-- Task goal --
Copy the rows from the one containing "What elements are" through the one containing "flare-label: F <box>174 44 180 55</box>", leaving out the pictures.

===== Supplied data

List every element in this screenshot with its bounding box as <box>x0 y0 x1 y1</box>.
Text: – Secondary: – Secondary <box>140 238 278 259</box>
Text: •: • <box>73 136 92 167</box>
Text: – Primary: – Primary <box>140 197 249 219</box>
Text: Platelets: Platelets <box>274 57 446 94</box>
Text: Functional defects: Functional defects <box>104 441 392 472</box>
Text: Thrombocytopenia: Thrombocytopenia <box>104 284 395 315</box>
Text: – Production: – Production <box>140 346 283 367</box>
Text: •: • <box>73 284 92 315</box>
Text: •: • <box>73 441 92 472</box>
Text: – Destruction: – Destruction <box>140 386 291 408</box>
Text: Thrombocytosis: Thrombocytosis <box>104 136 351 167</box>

==========
===== Supplied data

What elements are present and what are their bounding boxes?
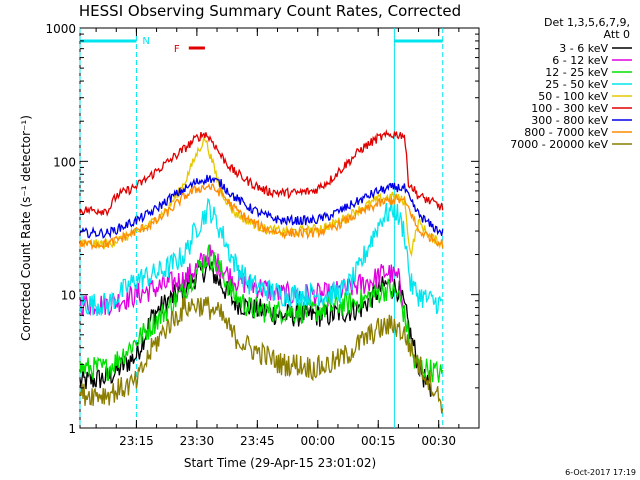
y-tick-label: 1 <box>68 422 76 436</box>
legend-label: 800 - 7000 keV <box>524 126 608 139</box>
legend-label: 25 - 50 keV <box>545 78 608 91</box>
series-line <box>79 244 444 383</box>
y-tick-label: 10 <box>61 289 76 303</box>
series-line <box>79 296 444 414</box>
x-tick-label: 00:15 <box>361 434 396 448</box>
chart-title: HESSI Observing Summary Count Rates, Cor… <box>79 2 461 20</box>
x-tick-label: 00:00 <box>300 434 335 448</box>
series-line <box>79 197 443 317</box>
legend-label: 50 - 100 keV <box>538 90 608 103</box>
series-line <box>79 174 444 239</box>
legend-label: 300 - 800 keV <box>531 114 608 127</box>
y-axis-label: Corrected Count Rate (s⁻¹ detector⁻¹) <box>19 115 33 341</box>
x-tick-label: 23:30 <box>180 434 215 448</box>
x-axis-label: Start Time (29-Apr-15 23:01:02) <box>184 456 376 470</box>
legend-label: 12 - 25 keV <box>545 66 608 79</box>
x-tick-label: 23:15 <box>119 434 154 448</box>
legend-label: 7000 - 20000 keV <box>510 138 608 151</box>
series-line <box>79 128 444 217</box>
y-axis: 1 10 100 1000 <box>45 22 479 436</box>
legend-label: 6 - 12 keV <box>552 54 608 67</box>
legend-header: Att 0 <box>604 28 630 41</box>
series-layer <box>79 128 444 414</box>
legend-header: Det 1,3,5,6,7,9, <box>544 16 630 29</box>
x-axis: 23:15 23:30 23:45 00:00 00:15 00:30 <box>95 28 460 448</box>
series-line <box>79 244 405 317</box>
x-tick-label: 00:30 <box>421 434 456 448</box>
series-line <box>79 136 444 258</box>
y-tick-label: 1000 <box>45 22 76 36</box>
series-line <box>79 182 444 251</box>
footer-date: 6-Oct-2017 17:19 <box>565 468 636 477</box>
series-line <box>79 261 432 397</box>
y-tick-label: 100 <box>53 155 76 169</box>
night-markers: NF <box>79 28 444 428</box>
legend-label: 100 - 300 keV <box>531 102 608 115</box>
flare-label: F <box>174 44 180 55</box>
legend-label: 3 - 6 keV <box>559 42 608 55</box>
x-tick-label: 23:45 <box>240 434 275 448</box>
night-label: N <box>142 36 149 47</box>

==========

-- Output --
What elements are present and what are their bounding boxes?
y-tick-label: 1 <box>68 422 76 436</box>
legend-label: 800 - 7000 keV <box>524 126 608 139</box>
legend-label: 25 - 50 keV <box>545 78 608 91</box>
series-line <box>79 244 444 383</box>
y-tick-label: 10 <box>61 289 76 303</box>
series-line <box>79 296 444 414</box>
x-tick-label: 00:15 <box>361 434 396 448</box>
chart-title: HESSI Observing Summary Count Rates, Cor… <box>79 2 461 20</box>
x-tick-label: 00:00 <box>300 434 335 448</box>
series-line <box>79 197 443 317</box>
legend-label: 50 - 100 keV <box>538 90 608 103</box>
series-line <box>79 174 444 239</box>
legend-label: 300 - 800 keV <box>531 114 608 127</box>
y-axis-label: Corrected Count Rate (s⁻¹ detector⁻¹) <box>19 115 33 341</box>
x-tick-label: 23:30 <box>180 434 215 448</box>
x-axis-label: Start Time (29-Apr-15 23:01:02) <box>184 456 376 470</box>
legend-label: 12 - 25 keV <box>545 66 608 79</box>
x-tick-label: 23:15 <box>119 434 154 448</box>
legend-label: 7000 - 20000 keV <box>510 138 608 151</box>
series-line <box>79 128 444 217</box>
y-axis: 1 10 100 1000 <box>45 22 479 436</box>
legend-label: 6 - 12 keV <box>552 54 608 67</box>
legend-header: Att 0 <box>604 28 630 41</box>
series-layer <box>79 128 444 414</box>
legend-header: Det 1,3,5,6,7,9, <box>544 16 630 29</box>
x-axis: 23:15 23:30 23:45 00:00 00:15 00:30 <box>95 28 460 448</box>
series-line <box>79 244 405 317</box>
x-tick-label: 00:30 <box>421 434 456 448</box>
series-line <box>79 136 444 258</box>
y-tick-label: 1000 <box>45 22 76 36</box>
series-line <box>79 182 444 251</box>
footer-date: 6-Oct-2017 17:19 <box>565 468 636 477</box>
series-line <box>79 261 432 397</box>
y-tick-label: 100 <box>53 155 76 169</box>
night-markers: NF <box>79 28 444 428</box>
legend-label: 100 - 300 keV <box>531 102 608 115</box>
flare-label: F <box>174 44 180 55</box>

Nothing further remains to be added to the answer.